Short problem: Pick out each line below containing "title".

Data supplied:
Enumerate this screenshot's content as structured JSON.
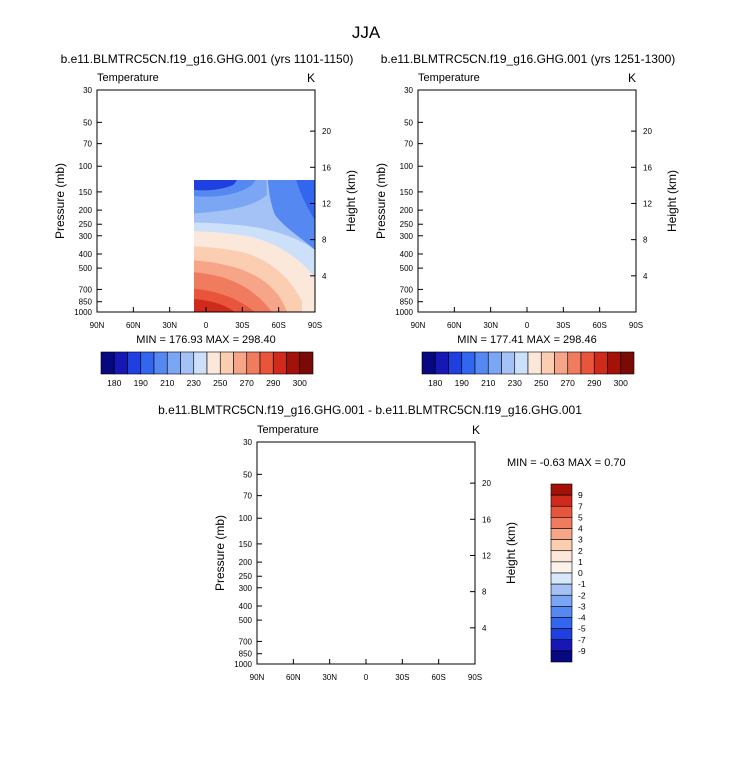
{
  "figure": {
    "title": "JJA"
  },
  "chart_data": [
    {
      "type": "heatmap",
      "title": "b.e11.BLMTRC5CN.f19_g16.GHG.001 (yrs 1101-1150)",
      "left_label": "Temperature",
      "right_label": "K",
      "ylabel": "Pressure (mb)",
      "ylabel_right": "Height (km)",
      "x_ticks": [
        "90N",
        "60N",
        "30N",
        "0",
        "30S",
        "60S",
        "90S"
      ],
      "y_ticks": [
        "30",
        "50",
        "70",
        "100",
        "150",
        "200",
        "250",
        "300",
        "400",
        "500",
        "700",
        "850",
        "1000"
      ],
      "height_ticks": [
        "20",
        "16",
        "12",
        "8",
        "4"
      ],
      "stats": "MIN = 176.93  MAX = 298.40",
      "min": 176.93,
      "max": 298.4,
      "colorbar": {
        "labels": [
          "180",
          "190",
          "210",
          "230",
          "250",
          "270",
          "290",
          "300"
        ],
        "colors": [
          "#07077f",
          "#1717b5",
          "#1f3fe0",
          "#3366ee",
          "#5588f0",
          "#7aa6f4",
          "#a4c2f6",
          "#cde0fa",
          "#fce8da",
          "#fbcdb1",
          "#f6a588",
          "#f07b5f",
          "#e8553a",
          "#cf2a1b",
          "#a31109",
          "#7a0a05"
        ]
      }
    },
    {
      "type": "heatmap",
      "title": "b.e11.BLMTRC5CN.f19_g16.GHG.001 (yrs 1251-1300)",
      "left_label": "Temperature",
      "right_label": "K",
      "ylabel": "Pressure (mb)",
      "ylabel_right": "Height (km)",
      "x_ticks": [
        "90N",
        "60N",
        "30N",
        "0",
        "30S",
        "60S",
        "90S"
      ],
      "y_ticks": [
        "30",
        "50",
        "70",
        "100",
        "150",
        "200",
        "250",
        "300",
        "400",
        "500",
        "700",
        "850",
        "1000"
      ],
      "height_ticks": [
        "20",
        "16",
        "12",
        "8",
        "4"
      ],
      "stats": "MIN = 177.41  MAX = 298.46",
      "min": 177.41,
      "max": 298.46,
      "colorbar": {
        "labels": [
          "180",
          "190",
          "210",
          "230",
          "250",
          "270",
          "290",
          "300"
        ],
        "colors": [
          "#07077f",
          "#1717b5",
          "#1f3fe0",
          "#3366ee",
          "#5588f0",
          "#7aa6f4",
          "#a4c2f6",
          "#cde0fa",
          "#fce8da",
          "#fbcdb1",
          "#f6a588",
          "#f07b5f",
          "#e8553a",
          "#cf2a1b",
          "#a31109",
          "#7a0a05"
        ]
      }
    },
    {
      "type": "heatmap",
      "title": "b.e11.BLMTRC5CN.f19_g16.GHG.001 - b.e11.BLMTRC5CN.f19_g16.GHG.001",
      "left_label": "Temperature",
      "right_label": "K",
      "ylabel": "Pressure (mb)",
      "ylabel_right": "Height (km)",
      "x_ticks": [
        "90N",
        "60N",
        "30N",
        "0",
        "30S",
        "60S",
        "90S"
      ],
      "y_ticks": [
        "30",
        "50",
        "70",
        "100",
        "150",
        "200",
        "250",
        "300",
        "400",
        "500",
        "700",
        "850",
        "1000"
      ],
      "height_ticks": [
        "20",
        "16",
        "12",
        "8",
        "4"
      ],
      "stats": "MIN = -0.63  MAX =  0.70",
      "min": -0.63,
      "max": 0.7,
      "colorbar": {
        "labels": [
          "9",
          "7",
          "5",
          "4",
          "3",
          "2",
          "1",
          "0",
          "-1",
          "-2",
          "-3",
          "-4",
          "-5",
          "-7",
          "-9"
        ],
        "colors": [
          "#a31109",
          "#cf2a1b",
          "#e8553a",
          "#f07b5f",
          "#f6a588",
          "#fbcdb1",
          "#fce8da",
          "#fdf2ea",
          "#d8e8fb",
          "#a4c2f6",
          "#7aa6f4",
          "#5588f0",
          "#3366ee",
          "#1f3fe0",
          "#1717b5",
          "#07077f"
        ]
      }
    }
  ]
}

The reply:
    "title": "JJA"
      "title": "b.e11.BLMTRC5CN.f19_g16.GHG.001 (yrs 1101-1150)",
      "title": "b.e11.BLMTRC5CN.f19_g16.GHG.001 (yrs 1251-1300)",
      "title": "b.e11.BLMTRC5CN.f19_g16.GHG.001 - b.e11.BLMTRC5CN.f19_g16.GHG.001",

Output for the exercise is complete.